PROBLEM STATEMENT:
Go through the entries below and print each one exactly, leaving out pictures.

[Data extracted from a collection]
◇ ◇ ◇ ◇
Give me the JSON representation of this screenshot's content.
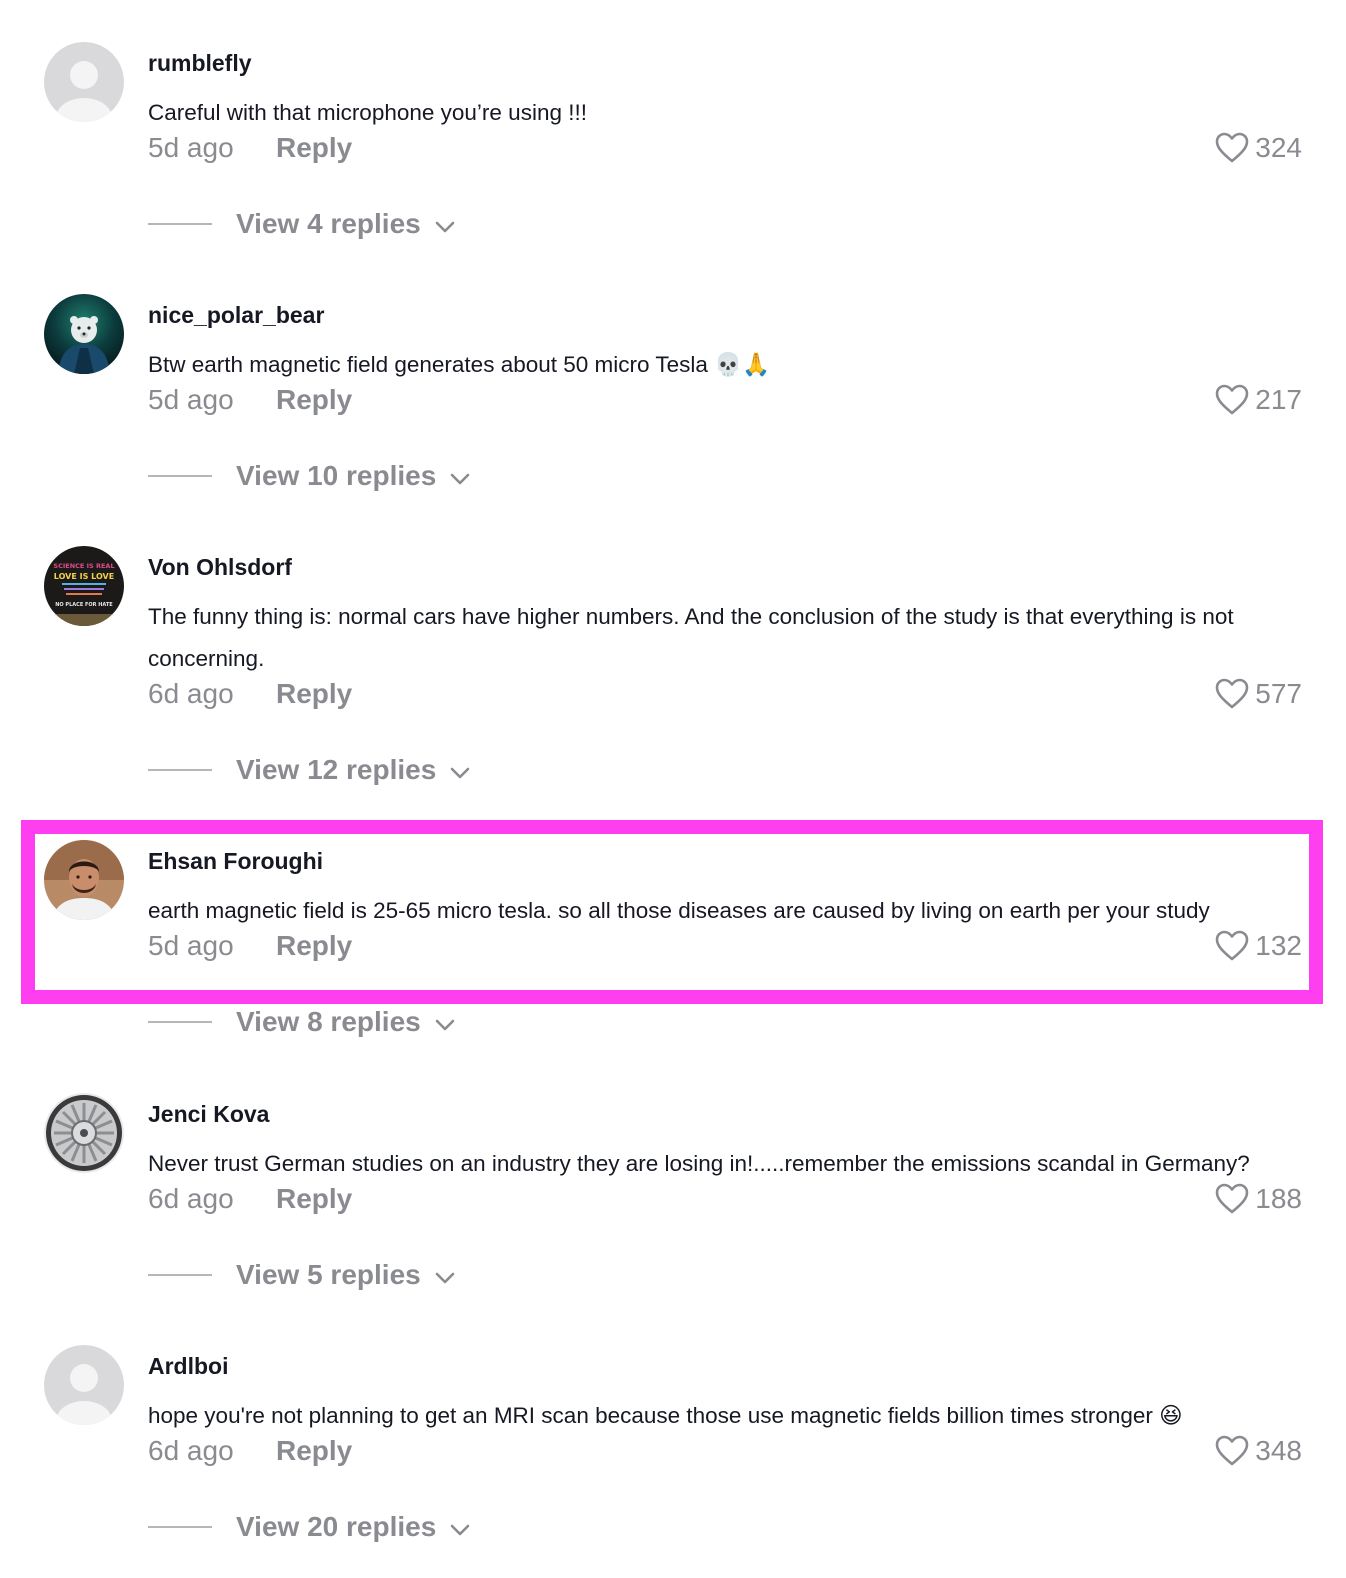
{
  "comments": [
    {
      "username": "rumblefly",
      "text": "Careful with that microphone you’re using !!!",
      "time": "5d ago",
      "reply_label": "Reply",
      "likes": "324",
      "view_replies": "View 4 replies",
      "avatar": "default-avatar"
    },
    {
      "username": "nice_polar_bear",
      "text": "Btw earth magnetic field generates about 50 micro Tesla 💀🙏",
      "time": "5d ago",
      "reply_label": "Reply",
      "likes": "217",
      "view_replies": "View 10 replies",
      "avatar": "polar-bear-avatar"
    },
    {
      "username": "Von Ohlsdorf",
      "text": "The funny thing is: normal cars have higher numbers. And the conclusion of the study is that everything is not concerning.",
      "time": "6d ago",
      "reply_label": "Reply",
      "likes": "577",
      "view_replies": "View 12 replies",
      "avatar": "sign-avatar",
      "avatar_text": [
        "SCIENCE IS REAL",
        "LOVE IS LOVE",
        "NO PLACE FOR HATE"
      ]
    },
    {
      "username": "Ehsan Foroughi",
      "text": "earth magnetic field is 25-65 micro tesla. so all those diseases are caused by living on earth per your study",
      "time": "5d ago",
      "reply_label": "Reply",
      "likes": "132",
      "view_replies": "View 8 replies",
      "avatar": "person-avatar",
      "highlighted": true
    },
    {
      "username": "Jenci Kova",
      "text": "Never trust German studies on an industry they are losing in!.....remember the emissions scandal in Germany?",
      "time": "6d ago",
      "reply_label": "Reply",
      "likes": "188",
      "view_replies": "View 5 replies",
      "avatar": "wheel-rim-avatar"
    },
    {
      "username": "Ardlboi",
      "text": "hope you're not planning to get an MRI scan because those use magnetic fields billion times stronger 😆",
      "time": "6d ago",
      "reply_label": "Reply",
      "likes": "348",
      "view_replies": "View 20 replies",
      "avatar": "default-avatar"
    }
  ],
  "colors": {
    "highlight": "#ff3ef0",
    "muted_text": "#8a8b91",
    "primary_text": "#161823"
  }
}
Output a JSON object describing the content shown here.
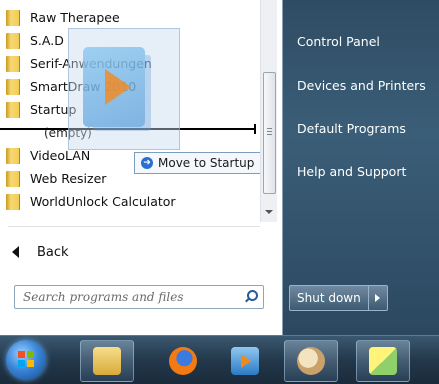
{
  "programs": {
    "items": [
      {
        "label": "Raw Therapee"
      },
      {
        "label": "S.A.D"
      },
      {
        "label": "Serif-Anwendungen"
      },
      {
        "label": "SmartDraw 2010"
      },
      {
        "label": "Startup"
      },
      {
        "label": "(empty)"
      },
      {
        "label": "VideoLAN"
      },
      {
        "label": "Web Resizer"
      },
      {
        "label": "WorldUnlock Calculator"
      }
    ],
    "drag_tooltip": "Move to Startup",
    "back_label": "Back"
  },
  "search": {
    "placeholder": "Search programs and files",
    "value": ""
  },
  "right_pane": {
    "items": [
      {
        "label": "Control Panel"
      },
      {
        "label": "Devices and Printers"
      },
      {
        "label": "Default Programs"
      },
      {
        "label": "Help and Support"
      }
    ],
    "shutdown_label": "Shut down"
  },
  "taskbar": {
    "start_icon": "windows-orb-icon",
    "pinned": [
      {
        "icon": "explorer-icon"
      },
      {
        "icon": "firefox-icon"
      },
      {
        "icon": "media-player-icon"
      },
      {
        "icon": "paint-icon"
      },
      {
        "icon": "sticky-notes-icon"
      }
    ]
  },
  "colors": {
    "left_pane_bg": "#ffffff",
    "right_pane_bg": "#3b5e78",
    "taskbar_bg": "#23384b",
    "tooltip_border": "#7e9cbc"
  }
}
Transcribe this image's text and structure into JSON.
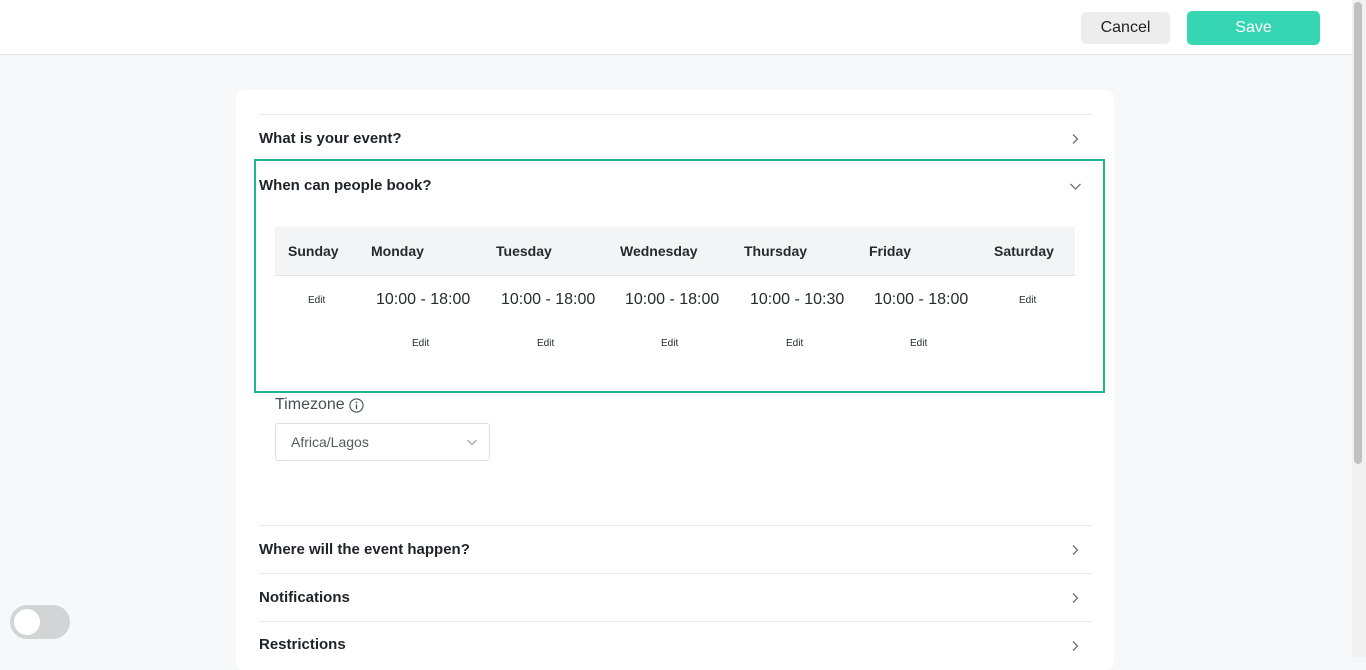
{
  "header": {
    "cancel_label": "Cancel",
    "save_label": "Save"
  },
  "sections": {
    "what": {
      "title": "What is your event?"
    },
    "when": {
      "title": "When can people book?"
    },
    "where": {
      "title": "Where will the event happen?"
    },
    "notifications": {
      "title": "Notifications"
    },
    "restrictions": {
      "title": "Restrictions"
    }
  },
  "schedule": {
    "days": [
      "Sunday",
      "Monday",
      "Tuesday",
      "Wednesday",
      "Thursday",
      "Friday",
      "Saturday"
    ],
    "times": [
      "",
      "10:00 - 18:00",
      "10:00 - 18:00",
      "10:00 - 18:00",
      "10:00 - 10:30",
      "10:00 - 18:00",
      ""
    ],
    "edit_label": "Edit"
  },
  "timezone": {
    "label": "Timezone",
    "value": "Africa/Lagos"
  },
  "colors": {
    "accent": "#36d6b5",
    "active_border": "#1db594"
  },
  "toggle": {
    "on": false
  }
}
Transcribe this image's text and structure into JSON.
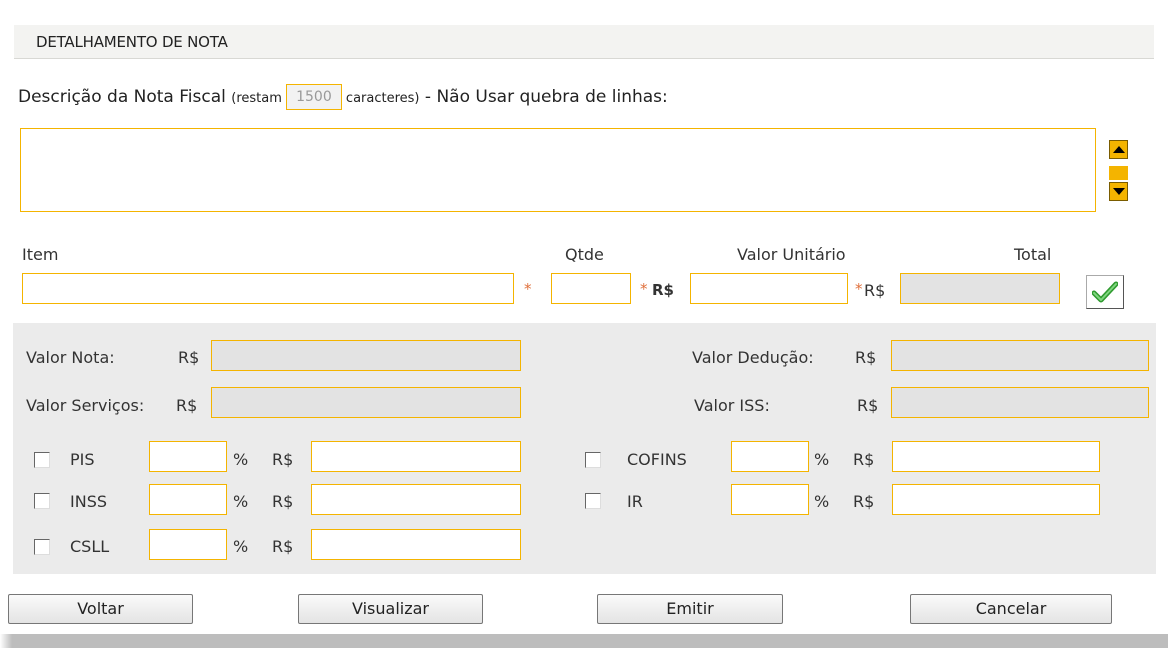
{
  "header": {
    "title": "DETALHAMENTO DE NOTA"
  },
  "description": {
    "label_prefix": "Descrição da Nota Fiscal",
    "label_restam": "(restam",
    "remaining": "1500",
    "label_caracteres": "caracteres)",
    "label_suffix": "- Não Usar quebra de linhas:",
    "value": ""
  },
  "item_row": {
    "item_label": "Item",
    "qtde_label": "Qtde",
    "valor_unitario_label": "Valor Unitário",
    "total_label": "Total",
    "asterisk": "*",
    "currency_bold": "R$",
    "currency": "R$",
    "item_value": "",
    "qtde_value": "",
    "valor_unitario_value": "",
    "total_value": ""
  },
  "totals": {
    "valor_nota_label": "Valor Nota:",
    "valor_servicos_label": "Valor Serviços:",
    "valor_deducao_label": "Valor Dedução:",
    "valor_iss_label": "Valor ISS:",
    "currency": "R$"
  },
  "taxes": {
    "percent": "%",
    "currency": "R$",
    "left": [
      {
        "label": "PIS",
        "checked": false,
        "rate": "",
        "amount": ""
      },
      {
        "label": "INSS",
        "checked": false,
        "rate": "",
        "amount": ""
      },
      {
        "label": "CSLL",
        "checked": false,
        "rate": "",
        "amount": ""
      }
    ],
    "right": [
      {
        "label": "COFINS",
        "checked": false,
        "rate": "",
        "amount": ""
      },
      {
        "label": "IR",
        "checked": false,
        "rate": "",
        "amount": ""
      }
    ]
  },
  "buttons": {
    "voltar": "Voltar",
    "visualizar": "Visualizar",
    "emitir": "Emitir",
    "cancelar": "Cancelar"
  },
  "colors": {
    "input_border": "#f4b400",
    "readonly_fill": "#e3e3e3",
    "panel_bg": "#ebebeb",
    "asterisk": "#e0703c",
    "check_green": "#3aa83a"
  },
  "icons": {
    "scroll_up": "triangle-up-icon",
    "scroll_down": "triangle-down-icon",
    "confirm": "checkmark-icon"
  }
}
◇ ◇ ◇ ◇
FINAL RESULT:
Give me the JSON representation of this screenshot's content.
{
  "comments": [
    {
      "username": "rumblefly",
      "text": "Careful with that microphone you’re using !!!",
      "time": "5d ago",
      "reply_label": "Reply",
      "likes": "324",
      "view_replies": "View 4 replies",
      "avatar": "default-avatar"
    },
    {
      "username": "nice_polar_bear",
      "text": "Btw earth magnetic field generates about 50 micro Tesla 💀🙏",
      "time": "5d ago",
      "reply_label": "Reply",
      "likes": "217",
      "view_replies": "View 10 replies",
      "avatar": "polar-bear-avatar"
    },
    {
      "username": "Von Ohlsdorf",
      "text": "The funny thing is: normal cars have higher numbers. And the conclusion of the study is that everything is not concerning.",
      "time": "6d ago",
      "reply_label": "Reply",
      "likes": "577",
      "view_replies": "View 12 replies",
      "avatar": "sign-avatar",
      "avatar_text": [
        "SCIENCE IS REAL",
        "LOVE IS LOVE",
        "NO PLACE FOR HATE"
      ]
    },
    {
      "username": "Ehsan Foroughi",
      "text": "earth magnetic field is 25-65 micro tesla. so all those diseases are caused by living on earth per your study",
      "time": "5d ago",
      "reply_label": "Reply",
      "likes": "132",
      "view_replies": "View 8 replies",
      "avatar": "person-avatar",
      "highlighted": true
    },
    {
      "username": "Jenci Kova",
      "text": "Never trust German studies on an industry they are losing in!.....remember the emissions scandal in Germany?",
      "time": "6d ago",
      "reply_label": "Reply",
      "likes": "188",
      "view_replies": "View 5 replies",
      "avatar": "wheel-rim-avatar"
    },
    {
      "username": "Ardlboi",
      "text": "hope you're not planning to get an MRI scan because those use magnetic fields billion times stronger 😆",
      "time": "6d ago",
      "reply_label": "Reply",
      "likes": "348",
      "view_replies": "View 20 replies",
      "avatar": "default-avatar"
    }
  ],
  "colors": {
    "highlight": "#ff3ef0",
    "muted_text": "#8a8b91",
    "primary_text": "#161823"
  }
}
Output a JSON object describing the content shown here.
{
  "programs": {
    "items": [
      {
        "label": "Raw Therapee"
      },
      {
        "label": "S.A.D"
      },
      {
        "label": "Serif-Anwendungen"
      },
      {
        "label": "SmartDraw 2010"
      },
      {
        "label": "Startup"
      },
      {
        "label": "(empty)"
      },
      {
        "label": "VideoLAN"
      },
      {
        "label": "Web Resizer"
      },
      {
        "label": "WorldUnlock Calculator"
      }
    ],
    "drag_tooltip": "Move to Startup",
    "back_label": "Back"
  },
  "search": {
    "placeholder": "Search programs and files",
    "value": ""
  },
  "right_pane": {
    "items": [
      {
        "label": "Control Panel"
      },
      {
        "label": "Devices and Printers"
      },
      {
        "label": "Default Programs"
      },
      {
        "label": "Help and Support"
      }
    ],
    "shutdown_label": "Shut down"
  },
  "taskbar": {
    "start_icon": "windows-orb-icon",
    "pinned": [
      {
        "icon": "explorer-icon"
      },
      {
        "icon": "firefox-icon"
      },
      {
        "icon": "media-player-icon"
      },
      {
        "icon": "paint-icon"
      },
      {
        "icon": "sticky-notes-icon"
      }
    ]
  },
  "colors": {
    "left_pane_bg": "#ffffff",
    "right_pane_bg": "#3b5e78",
    "taskbar_bg": "#23384b",
    "tooltip_border": "#7e9cbc"
  }
}
Transcribe this image's text and structure into JSON.
{
  "header": {
    "cancel_label": "Cancel",
    "save_label": "Save"
  },
  "sections": {
    "what": {
      "title": "What is your event?"
    },
    "when": {
      "title": "When can people book?"
    },
    "where": {
      "title": "Where will the event happen?"
    },
    "notifications": {
      "title": "Notifications"
    },
    "restrictions": {
      "title": "Restrictions"
    }
  },
  "schedule": {
    "days": [
      "Sunday",
      "Monday",
      "Tuesday",
      "Wednesday",
      "Thursday",
      "Friday",
      "Saturday"
    ],
    "times": [
      "",
      "10:00 - 18:00",
      "10:00 - 18:00",
      "10:00 - 18:00",
      "10:00 - 10:30",
      "10:00 - 18:00",
      ""
    ],
    "edit_label": "Edit"
  },
  "timezone": {
    "label": "Timezone",
    "value": "Africa/Lagos"
  },
  "colors": {
    "accent": "#36d6b5",
    "active_border": "#1db594"
  },
  "toggle": {
    "on": false
  }
}
Transcribe this image's text and structure into JSON.
{
  "header": {
    "title": "DETALHAMENTO DE NOTA"
  },
  "description": {
    "label_prefix": "Descrição da Nota Fiscal",
    "label_restam": "(restam",
    "remaining": "1500",
    "label_caracteres": "caracteres)",
    "label_suffix": "- Não Usar quebra de linhas:",
    "value": ""
  },
  "item_row": {
    "item_label": "Item",
    "qtde_label": "Qtde",
    "valor_unitario_label": "Valor Unitário",
    "total_label": "Total",
    "asterisk": "*",
    "currency_bold": "R$",
    "currency": "R$",
    "item_value": "",
    "qtde_value": "",
    "valor_unitario_value": "",
    "total_value": ""
  },
  "totals": {
    "valor_nota_label": "Valor Nota:",
    "valor_servicos_label": "Valor Serviços:",
    "valor_deducao_label": "Valor Dedução:",
    "valor_iss_label": "Valor ISS:",
    "currency": "R$"
  },
  "taxes": {
    "percent": "%",
    "currency": "R$",
    "left": [
      {
        "label": "PIS",
        "checked": false,
        "rate": "",
        "amount": ""
      },
      {
        "label": "INSS",
        "checked": false,
        "rate": "",
        "amount": ""
      },
      {
        "label": "CSLL",
        "checked": false,
        "rate": "",
        "amount": ""
      }
    ],
    "right": [
      {
        "label": "COFINS",
        "checked": false,
        "rate": "",
        "amount": ""
      },
      {
        "label": "IR",
        "checked": false,
        "rate": "",
        "amount": ""
      }
    ]
  },
  "buttons": {
    "voltar": "Voltar",
    "visualizar": "Visualizar",
    "emitir": "Emitir",
    "cancelar": "Cancelar"
  },
  "colors": {
    "input_border": "#f4b400",
    "readonly_fill": "#e3e3e3",
    "panel_bg": "#ebebeb",
    "asterisk": "#e0703c",
    "check_green": "#3aa83a"
  },
  "icons": {
    "scroll_up": "triangle-up-icon",
    "scroll_down": "triangle-down-icon",
    "confirm": "checkmark-icon"
  }
}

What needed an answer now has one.